■ **Exercise aim**: Select every line holding the word "Mindelo" and copy it.

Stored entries
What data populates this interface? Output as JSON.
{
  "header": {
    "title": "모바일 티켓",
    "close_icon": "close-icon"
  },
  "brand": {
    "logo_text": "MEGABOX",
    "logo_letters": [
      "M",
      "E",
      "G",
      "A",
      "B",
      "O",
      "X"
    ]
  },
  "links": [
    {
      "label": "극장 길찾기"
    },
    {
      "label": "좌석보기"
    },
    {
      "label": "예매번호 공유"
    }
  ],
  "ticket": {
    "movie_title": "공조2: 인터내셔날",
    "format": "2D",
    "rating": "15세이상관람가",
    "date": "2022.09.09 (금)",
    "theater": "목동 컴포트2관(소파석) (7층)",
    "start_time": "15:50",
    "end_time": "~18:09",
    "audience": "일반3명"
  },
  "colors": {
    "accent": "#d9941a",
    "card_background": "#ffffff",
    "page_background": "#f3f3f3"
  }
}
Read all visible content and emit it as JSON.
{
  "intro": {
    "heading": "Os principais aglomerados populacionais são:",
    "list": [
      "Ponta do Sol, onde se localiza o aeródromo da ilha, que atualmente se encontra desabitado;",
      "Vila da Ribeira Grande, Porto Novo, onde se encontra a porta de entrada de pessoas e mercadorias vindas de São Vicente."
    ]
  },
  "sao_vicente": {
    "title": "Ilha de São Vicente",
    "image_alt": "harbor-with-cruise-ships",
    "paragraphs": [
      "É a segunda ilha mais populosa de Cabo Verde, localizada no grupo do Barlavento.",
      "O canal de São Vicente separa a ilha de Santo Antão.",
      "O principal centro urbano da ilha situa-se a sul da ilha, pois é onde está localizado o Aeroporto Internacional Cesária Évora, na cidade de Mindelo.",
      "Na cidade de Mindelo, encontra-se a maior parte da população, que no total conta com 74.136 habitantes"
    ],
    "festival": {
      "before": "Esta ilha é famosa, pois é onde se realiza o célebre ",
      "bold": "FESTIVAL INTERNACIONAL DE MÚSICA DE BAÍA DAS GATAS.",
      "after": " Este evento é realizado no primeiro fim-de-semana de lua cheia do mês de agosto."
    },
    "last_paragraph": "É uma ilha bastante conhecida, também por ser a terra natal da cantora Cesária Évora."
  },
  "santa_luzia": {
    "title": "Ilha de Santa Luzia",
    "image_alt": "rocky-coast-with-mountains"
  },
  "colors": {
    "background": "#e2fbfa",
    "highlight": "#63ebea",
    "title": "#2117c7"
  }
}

■ **Task answer**:
      "O principal centro urbano da ilha situa-se a sul da ilha, pois é onde está localizado o Aeroporto Internacional Cesária Évora, na cidade de Mindelo.",
      "Na cidade de Mindelo, encontra-se a maior parte da população, que no total conta com 74.136 habitantes"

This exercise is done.